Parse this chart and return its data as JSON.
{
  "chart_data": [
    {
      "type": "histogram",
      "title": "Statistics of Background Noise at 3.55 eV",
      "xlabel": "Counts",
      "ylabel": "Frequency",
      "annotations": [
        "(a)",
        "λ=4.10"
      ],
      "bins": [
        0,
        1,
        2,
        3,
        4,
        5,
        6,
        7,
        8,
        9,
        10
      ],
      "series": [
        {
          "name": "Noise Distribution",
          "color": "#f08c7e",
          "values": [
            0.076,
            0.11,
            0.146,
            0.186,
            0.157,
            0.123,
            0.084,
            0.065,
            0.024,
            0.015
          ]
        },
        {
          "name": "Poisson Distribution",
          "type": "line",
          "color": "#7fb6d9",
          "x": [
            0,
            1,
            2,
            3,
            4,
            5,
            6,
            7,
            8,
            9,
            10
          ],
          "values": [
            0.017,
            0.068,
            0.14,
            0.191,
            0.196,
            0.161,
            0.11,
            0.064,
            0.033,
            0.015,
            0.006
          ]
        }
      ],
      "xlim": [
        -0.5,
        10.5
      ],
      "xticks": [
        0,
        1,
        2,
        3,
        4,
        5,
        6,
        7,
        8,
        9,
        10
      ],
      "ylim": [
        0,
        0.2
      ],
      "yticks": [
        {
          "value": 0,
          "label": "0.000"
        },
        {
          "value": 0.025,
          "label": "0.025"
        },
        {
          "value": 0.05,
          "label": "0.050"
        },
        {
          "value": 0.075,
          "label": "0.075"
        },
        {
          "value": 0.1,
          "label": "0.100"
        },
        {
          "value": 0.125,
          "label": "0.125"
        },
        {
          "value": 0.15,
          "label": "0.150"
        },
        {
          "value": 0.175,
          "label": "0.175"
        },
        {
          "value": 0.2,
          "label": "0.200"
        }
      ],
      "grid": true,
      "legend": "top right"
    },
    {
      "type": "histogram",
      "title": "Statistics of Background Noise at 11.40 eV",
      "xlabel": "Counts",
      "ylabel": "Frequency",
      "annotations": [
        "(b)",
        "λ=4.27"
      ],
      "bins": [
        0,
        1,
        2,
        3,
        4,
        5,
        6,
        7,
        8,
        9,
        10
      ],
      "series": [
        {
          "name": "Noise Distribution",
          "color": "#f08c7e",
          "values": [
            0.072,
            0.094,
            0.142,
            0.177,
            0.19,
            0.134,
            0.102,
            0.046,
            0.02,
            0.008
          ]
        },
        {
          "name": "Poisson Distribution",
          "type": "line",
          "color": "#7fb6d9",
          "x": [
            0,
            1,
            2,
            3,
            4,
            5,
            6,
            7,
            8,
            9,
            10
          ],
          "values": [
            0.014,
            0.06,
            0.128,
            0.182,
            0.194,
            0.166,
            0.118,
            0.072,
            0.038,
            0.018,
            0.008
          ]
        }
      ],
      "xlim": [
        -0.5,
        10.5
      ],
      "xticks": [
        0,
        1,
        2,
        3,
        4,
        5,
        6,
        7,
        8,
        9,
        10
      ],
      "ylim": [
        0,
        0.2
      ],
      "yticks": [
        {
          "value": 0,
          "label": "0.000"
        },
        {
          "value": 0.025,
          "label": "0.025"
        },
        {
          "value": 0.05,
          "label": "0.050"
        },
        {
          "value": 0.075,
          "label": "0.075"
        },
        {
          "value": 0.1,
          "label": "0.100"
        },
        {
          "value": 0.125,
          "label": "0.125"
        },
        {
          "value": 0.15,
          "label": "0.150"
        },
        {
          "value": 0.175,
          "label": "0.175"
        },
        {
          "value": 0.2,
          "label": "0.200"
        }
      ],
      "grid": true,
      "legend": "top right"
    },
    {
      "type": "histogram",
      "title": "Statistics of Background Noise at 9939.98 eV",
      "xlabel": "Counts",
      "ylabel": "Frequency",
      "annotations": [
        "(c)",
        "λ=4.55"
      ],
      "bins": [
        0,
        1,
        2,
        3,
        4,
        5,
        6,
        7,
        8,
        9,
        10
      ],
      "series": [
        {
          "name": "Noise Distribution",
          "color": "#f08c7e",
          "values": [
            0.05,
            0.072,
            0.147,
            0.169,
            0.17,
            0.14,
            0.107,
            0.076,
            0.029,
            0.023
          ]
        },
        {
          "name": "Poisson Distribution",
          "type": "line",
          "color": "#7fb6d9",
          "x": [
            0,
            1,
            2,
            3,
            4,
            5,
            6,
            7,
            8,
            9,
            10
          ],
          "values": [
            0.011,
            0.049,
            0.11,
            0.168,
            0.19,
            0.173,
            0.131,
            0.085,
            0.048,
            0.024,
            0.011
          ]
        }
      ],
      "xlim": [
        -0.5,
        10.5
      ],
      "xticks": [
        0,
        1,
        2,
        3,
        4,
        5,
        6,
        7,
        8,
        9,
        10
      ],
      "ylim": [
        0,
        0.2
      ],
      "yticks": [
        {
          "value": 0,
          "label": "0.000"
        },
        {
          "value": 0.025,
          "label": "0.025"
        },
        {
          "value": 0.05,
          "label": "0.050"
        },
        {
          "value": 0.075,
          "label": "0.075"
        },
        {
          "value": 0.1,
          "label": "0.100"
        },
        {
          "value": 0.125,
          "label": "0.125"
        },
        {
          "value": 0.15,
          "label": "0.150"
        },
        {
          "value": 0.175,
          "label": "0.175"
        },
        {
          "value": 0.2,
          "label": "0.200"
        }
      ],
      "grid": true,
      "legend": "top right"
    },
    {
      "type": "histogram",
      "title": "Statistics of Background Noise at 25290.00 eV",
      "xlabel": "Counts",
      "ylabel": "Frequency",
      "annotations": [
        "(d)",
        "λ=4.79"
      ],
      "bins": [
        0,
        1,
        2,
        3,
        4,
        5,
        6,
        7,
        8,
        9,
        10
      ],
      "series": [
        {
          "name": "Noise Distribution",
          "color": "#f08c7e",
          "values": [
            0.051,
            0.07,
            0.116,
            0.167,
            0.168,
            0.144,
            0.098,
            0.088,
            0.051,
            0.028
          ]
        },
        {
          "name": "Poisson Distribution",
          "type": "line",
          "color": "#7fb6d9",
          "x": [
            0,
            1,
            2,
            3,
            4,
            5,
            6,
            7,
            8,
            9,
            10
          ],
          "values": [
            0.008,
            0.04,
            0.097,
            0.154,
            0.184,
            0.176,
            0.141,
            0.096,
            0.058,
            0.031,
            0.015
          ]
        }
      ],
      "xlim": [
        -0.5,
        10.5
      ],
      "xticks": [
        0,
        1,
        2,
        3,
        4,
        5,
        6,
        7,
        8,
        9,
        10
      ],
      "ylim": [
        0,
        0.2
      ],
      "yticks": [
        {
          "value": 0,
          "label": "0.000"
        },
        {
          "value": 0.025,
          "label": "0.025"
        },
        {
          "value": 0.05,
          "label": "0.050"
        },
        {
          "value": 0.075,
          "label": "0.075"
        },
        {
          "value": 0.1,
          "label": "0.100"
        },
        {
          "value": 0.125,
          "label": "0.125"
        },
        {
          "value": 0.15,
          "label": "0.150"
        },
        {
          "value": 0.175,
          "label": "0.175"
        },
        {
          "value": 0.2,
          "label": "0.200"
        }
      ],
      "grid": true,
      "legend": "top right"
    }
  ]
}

══════════

TO DO = Count how many lines of the listing above include "Background" and report that number alone.

WORKED SOLUTION = 4